* Énoncé 1 *
Repérez dans les entrées toutes les lignes où figure le mot « emission », puis recopiez-les.

Lettre ouverte à Madame Carole Delga, présidente du Conseil régional Occitanie

samedi 23 juin 2018.
 

Madame la Présidente,

nous vous adressons ce courrier de façon publique car la situation subie par les élus de la France Insoumise au Conseil régional Occitanie depuis plusieurs mois est inacceptable.

Nous pensions qu’une solution permettant à ces élus de préserver leurs droits démocratiques allait être trouvée. Il n’en est rien. Votre responsabilité est donc engagée.

La France Insoumise mobilise son soutien entier à Liem Hoang Ngoc, Myriam Martin, Guilhem Serieys et Jean-Christophe Sellin qui sont aujourd’hui mis au ban de l’institution que vous présidez.

Ils subissent les conséquences d’une manoeuvre politicienne d’un vieux monde politique en crise qui se décrédibilise aux yeux de nos concitoyens et asphyxie la démocratie. Cette manoeuvre serait dérisoire si ses conséquences ne portaient pas atteinte à l’exercice du mandat et aux droits démocratiques élémentaires de ces 4 élus. Ce coup bas a été mené en deux temps.

Le nombre minimal d’élus pour former un groupe politique avait été fixé à 4 au début de votre mandat. Sans aucune information ni concertation des élus, ce cadre a été modifié en juin 2016, avec le vote d’un amendement déposé sur table à la demande du « président » du bureau de l’Assemblée, Mr Onesta, pour hausser ce seuil à 7 élus. L’objectif était alors de supprimer la possibilité de constituer un groupe à 4 élus et donc d’agir contre le pluralisme politique. Cette décision brutale fut l’objet de contestations venues de membres de tous les bancs de l’hémicycle que vous présidez.

Ensuite, en décembre 2017, profitant de cette nouvelle règle, les élus du PCF et d’EELV ont démissionné du groupe constitué en commun en début de mandat « Nouveau Monde en commun », pour priver les 4 élus FI de l’appartenance à un groupe politique et les reléguer en non-inscrits.

Il s’agit d’une manoeuvre « bâillon », visant à faire taire l’expression d’un courant politique indépendant. Qu’est-il reproché à Liem Hoang Ngoc, Myriam Martin, Guilhem Serieys et Jean-Christophe Sellin ? De s’être opposés et d’avoir voté contre l’augmentation annuelle du temps de travail des agents régionaux sans augmentation de salaires, aux côtés de nombreux représentants du personnel, notamment ceux de la CGT et de Sud au sein des Comités Techniques Paritaires puis en Assemblée plénière ? De porter des débats politiques et budgétaires ?

Ils ne font que se conformer à leurs engagements de campagne et à leur conscience. La liberté de vote des élus était par ailleurs un aspect de « l’accord politique » que vous avez signé avec Gérard Onesta.

Les élus de la France Insoumise en Occitanie sont engagés par une charte éthique et démocratique signée devant les électeurs. Ils travaillent les dossiers régionaux en relation avec les associations, les collectifs citoyens et les syndicats pour que le Conseil régional réponde mieux aux besoins sociaux, aux exigences écologiques et aux attentes démocratiques. Même s’ils ne sont que 4, ils appartiennent à une force politique qui a obtenu 19% des voix à la dernière élection présidentielle et 22% en région et qui dispose d’un groupe parlementaire. Ils méritent d’être respectés.

* Lignes de données *

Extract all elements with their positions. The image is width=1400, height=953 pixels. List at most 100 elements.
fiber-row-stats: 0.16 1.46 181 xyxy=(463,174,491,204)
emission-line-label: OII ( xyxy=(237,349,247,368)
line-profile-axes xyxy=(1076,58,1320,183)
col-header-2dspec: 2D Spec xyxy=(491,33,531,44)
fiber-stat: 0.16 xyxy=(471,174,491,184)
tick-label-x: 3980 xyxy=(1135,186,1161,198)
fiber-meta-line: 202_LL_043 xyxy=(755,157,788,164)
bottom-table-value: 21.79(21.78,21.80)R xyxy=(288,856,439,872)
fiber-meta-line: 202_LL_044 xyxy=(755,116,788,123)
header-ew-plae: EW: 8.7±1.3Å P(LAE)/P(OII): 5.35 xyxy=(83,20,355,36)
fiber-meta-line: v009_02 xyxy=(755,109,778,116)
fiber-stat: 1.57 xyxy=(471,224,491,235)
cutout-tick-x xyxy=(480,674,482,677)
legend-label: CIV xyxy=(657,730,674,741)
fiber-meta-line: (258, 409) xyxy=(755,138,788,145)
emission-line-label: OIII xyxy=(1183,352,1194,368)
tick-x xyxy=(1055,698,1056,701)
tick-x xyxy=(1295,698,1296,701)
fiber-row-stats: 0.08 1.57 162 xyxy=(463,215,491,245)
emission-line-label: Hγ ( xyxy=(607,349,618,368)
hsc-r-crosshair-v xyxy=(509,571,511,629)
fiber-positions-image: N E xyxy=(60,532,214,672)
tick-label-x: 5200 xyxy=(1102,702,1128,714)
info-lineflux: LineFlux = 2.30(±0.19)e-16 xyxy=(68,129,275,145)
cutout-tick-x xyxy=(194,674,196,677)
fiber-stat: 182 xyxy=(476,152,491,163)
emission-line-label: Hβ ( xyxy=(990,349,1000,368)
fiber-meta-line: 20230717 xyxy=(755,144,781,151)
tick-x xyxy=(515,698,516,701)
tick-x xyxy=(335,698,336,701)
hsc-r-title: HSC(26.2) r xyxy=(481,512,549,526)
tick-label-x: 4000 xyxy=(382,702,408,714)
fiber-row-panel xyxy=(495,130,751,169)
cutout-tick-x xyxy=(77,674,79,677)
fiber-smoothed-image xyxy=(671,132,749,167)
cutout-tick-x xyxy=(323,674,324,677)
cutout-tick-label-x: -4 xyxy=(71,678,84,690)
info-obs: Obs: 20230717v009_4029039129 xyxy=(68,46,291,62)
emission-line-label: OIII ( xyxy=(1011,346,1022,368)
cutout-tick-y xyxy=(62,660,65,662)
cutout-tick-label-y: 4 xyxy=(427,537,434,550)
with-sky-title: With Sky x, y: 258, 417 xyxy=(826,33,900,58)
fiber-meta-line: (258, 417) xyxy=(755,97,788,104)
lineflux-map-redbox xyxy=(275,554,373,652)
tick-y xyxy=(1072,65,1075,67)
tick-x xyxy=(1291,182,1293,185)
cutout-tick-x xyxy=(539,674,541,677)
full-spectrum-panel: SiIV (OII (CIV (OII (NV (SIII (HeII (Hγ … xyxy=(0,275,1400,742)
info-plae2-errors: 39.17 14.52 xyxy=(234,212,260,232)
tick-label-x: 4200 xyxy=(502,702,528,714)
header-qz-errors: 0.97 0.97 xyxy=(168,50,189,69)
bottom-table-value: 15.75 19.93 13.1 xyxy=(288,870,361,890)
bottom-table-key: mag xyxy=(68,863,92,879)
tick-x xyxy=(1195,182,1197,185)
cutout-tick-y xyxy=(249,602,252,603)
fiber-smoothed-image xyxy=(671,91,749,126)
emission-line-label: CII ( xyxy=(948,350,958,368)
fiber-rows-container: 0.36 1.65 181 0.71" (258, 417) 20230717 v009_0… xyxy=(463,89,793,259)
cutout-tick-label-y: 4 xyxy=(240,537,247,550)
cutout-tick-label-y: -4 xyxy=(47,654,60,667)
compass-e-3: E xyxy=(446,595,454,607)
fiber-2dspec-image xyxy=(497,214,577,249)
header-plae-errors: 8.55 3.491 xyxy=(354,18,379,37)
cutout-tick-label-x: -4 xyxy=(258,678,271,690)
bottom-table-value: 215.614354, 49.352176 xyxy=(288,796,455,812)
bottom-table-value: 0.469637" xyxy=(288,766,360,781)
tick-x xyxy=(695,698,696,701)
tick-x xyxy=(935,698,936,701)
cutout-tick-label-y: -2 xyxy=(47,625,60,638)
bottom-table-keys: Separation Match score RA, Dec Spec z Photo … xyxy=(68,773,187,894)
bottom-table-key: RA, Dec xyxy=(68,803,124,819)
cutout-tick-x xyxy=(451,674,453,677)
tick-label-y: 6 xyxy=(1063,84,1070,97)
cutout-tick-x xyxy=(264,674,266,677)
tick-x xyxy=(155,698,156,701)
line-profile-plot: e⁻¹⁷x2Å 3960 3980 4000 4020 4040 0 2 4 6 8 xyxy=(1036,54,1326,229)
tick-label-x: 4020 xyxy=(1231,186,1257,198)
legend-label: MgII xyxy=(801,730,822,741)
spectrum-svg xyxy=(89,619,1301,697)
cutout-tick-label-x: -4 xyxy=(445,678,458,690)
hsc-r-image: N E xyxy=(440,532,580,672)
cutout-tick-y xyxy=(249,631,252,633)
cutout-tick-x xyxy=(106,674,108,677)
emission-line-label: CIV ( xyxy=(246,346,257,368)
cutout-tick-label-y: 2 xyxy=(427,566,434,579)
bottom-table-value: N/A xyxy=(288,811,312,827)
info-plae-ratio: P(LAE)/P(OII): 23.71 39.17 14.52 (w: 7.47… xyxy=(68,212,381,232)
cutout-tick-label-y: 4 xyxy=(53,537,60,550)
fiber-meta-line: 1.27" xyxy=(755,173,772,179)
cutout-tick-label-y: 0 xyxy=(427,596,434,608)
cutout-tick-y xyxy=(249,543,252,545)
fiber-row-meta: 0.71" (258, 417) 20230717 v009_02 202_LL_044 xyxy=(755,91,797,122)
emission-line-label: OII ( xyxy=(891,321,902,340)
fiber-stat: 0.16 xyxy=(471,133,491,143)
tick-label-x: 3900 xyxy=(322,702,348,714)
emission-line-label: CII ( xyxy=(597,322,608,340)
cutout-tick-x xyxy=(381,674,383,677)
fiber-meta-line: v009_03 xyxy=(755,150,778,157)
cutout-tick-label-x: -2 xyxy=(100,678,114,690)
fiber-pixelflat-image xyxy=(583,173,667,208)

* Énoncé 2 *
D'après la lettre ouverte, à combien d'élus le seuil minimal pour former un groupe politique a-t-il été porté en juin 2016 ?

* Sortie complète 1 *
emission-line-label: OII ( xyxy=(237,349,247,368)
emission-line-label: OIII xyxy=(1183,352,1194,368)
emission-line-label: Hγ ( xyxy=(607,349,618,368)
emission-line-label: Hβ ( xyxy=(990,349,1000,368)
emission-line-label: OIII ( xyxy=(1011,346,1022,368)
emission-line-label: CII ( xyxy=(948,350,958,368)
emission-line-label: CIV ( xyxy=(246,346,257,368)
emission-line-label: OII ( xyxy=(891,321,902,340)
emission-line-label: CII ( xyxy=(597,322,608,340)

* Sortie complète 2 *
À 7 élus.